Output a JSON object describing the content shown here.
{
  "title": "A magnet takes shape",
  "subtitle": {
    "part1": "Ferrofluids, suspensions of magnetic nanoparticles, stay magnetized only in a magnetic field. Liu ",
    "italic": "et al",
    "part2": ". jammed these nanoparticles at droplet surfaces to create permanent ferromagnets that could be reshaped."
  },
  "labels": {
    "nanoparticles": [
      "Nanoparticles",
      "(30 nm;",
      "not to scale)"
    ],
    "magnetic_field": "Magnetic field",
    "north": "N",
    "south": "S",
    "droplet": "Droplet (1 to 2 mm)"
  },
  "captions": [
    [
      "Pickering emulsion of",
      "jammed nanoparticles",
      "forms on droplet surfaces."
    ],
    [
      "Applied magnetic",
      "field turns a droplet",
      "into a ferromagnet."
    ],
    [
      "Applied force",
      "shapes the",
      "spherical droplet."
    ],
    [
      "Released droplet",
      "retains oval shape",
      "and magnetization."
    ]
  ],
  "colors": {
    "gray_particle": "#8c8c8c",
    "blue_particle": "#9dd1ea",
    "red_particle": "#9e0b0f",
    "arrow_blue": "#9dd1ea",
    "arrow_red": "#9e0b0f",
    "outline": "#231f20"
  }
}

☆ ☆ ☆

Given instruction: Write out all of the records above exactly as they appear.

Task answer:
Output a JSON object describing the content shown here.
{
  "title": "A magnet takes shape",
  "subtitle": {
    "part1": "Ferrofluids, suspensions of magnetic nanoparticles, stay magnetized only in a magnetic field. Liu ",
    "italic": "et al",
    "part2": ". jammed these nanoparticles at droplet surfaces to create permanent ferromagnets that could be reshaped."
  },
  "labels": {
    "nanoparticles": [
      "Nanoparticles",
      "(30 nm;",
      "not to scale)"
    ],
    "magnetic_field": "Magnetic field",
    "north": "N",
    "south": "S",
    "droplet": "Droplet (1 to 2 mm)"
  },
  "captions": [
    [
      "Pickering emulsion of",
      "jammed nanoparticles",
      "forms on droplet surfaces."
    ],
    [
      "Applied magnetic",
      "field turns a droplet",
      "into a ferromagnet."
    ],
    [
      "Applied force",
      "shapes the",
      "spherical droplet."
    ],
    [
      "Released droplet",
      "retains oval shape",
      "and magnetization."
    ]
  ],
  "colors": {
    "gray_particle": "#8c8c8c",
    "blue_particle": "#9dd1ea",
    "red_particle": "#9e0b0f",
    "arrow_blue": "#9dd1ea",
    "arrow_red": "#9e0b0f",
    "outline": "#231f20"
  }
}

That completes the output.